SHORT TASK:
Sort through the entries below and pull out lines containing the word "소수노조".

[Saved entries]
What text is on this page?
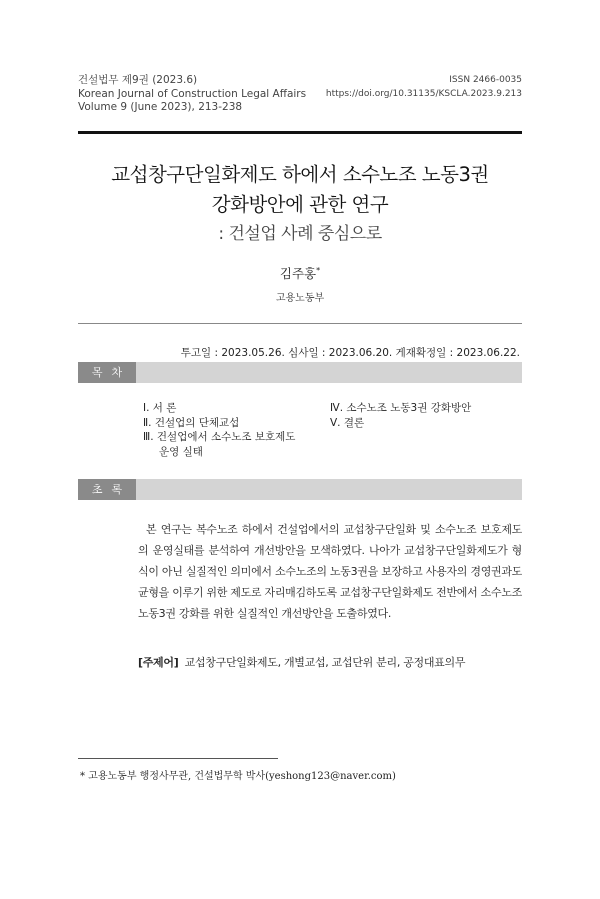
건설법무 제9권 (2023.6)
Korean Journal of Construction Legal Affairs
Volume 9 (June 2023), 213-238
ISSN 2466-0035
https://doi.org/10.31135/KSCLA.2023.9.213
교섭창구단일화제도 하에서 소수노조 노동3권
강화방안에 관한 연구
: 건설업 사례 중심으로
김주홍*
고용노동부
투고일 : 2023.05.26. 심사일 : 2023.06.20. 게재확정일 : 2023.06.22.
목차
Ⅰ. 서 론
Ⅱ. 건설업의 단체교섭
Ⅲ. 건설업에서 소수노조 보호제도
운영 실태
Ⅳ. 소수노조 노동3권 강화방안
Ⅴ. 결론
초록
본 연구는 복수노조 하에서 건설업에서의 교섭창구단일화 및 소수노조 보호제도의 운영실태를 분석하여 개선방안을 모색하였다. 나아가 교섭창구단일화제도가 형식이 아닌 실질적인 의미에서 소수노조의 노동3권을 보장하고 사용자의 경영권과도 균형을 이루기 위한 제도로 자리매김하도록 교섭창구단일화제도 전반에서 소수노조 노동3권 강화를 위한 실질적인 개선방안을 도출하였다.
[주제어] 교섭창구단일화제도, 개별교섭, 교섭단위 분리, 공정대표의무
* 고용노동부 행정사무관, 건설법무학 박사(yeshong123@naver.com)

ANSWER FOR THE TASK:
교섭창구단일화제도 하에서 소수노조 노동3권
Ⅲ. 건설업에서 소수노조 보호제도
Ⅳ. 소수노조 노동3권 강화방안
본 연구는 복수노조 하에서 건설업에서의 교섭창구단일화 및 소수노조 보호제도의 운영실태를 분석하여 개선방안을 모색하였다. 나아가 교섭창구단일화제도가 형식이 아닌 실질적인 의미에서 소수노조의 노동3권을 보장하고 사용자의 경영권과도 균형을 이루기 위한 제도로 자리매김하도록 교섭창구단일화제도 전반에서 소수노조 노동3권 강화를 위한 실질적인 개선방안을 도출하였다.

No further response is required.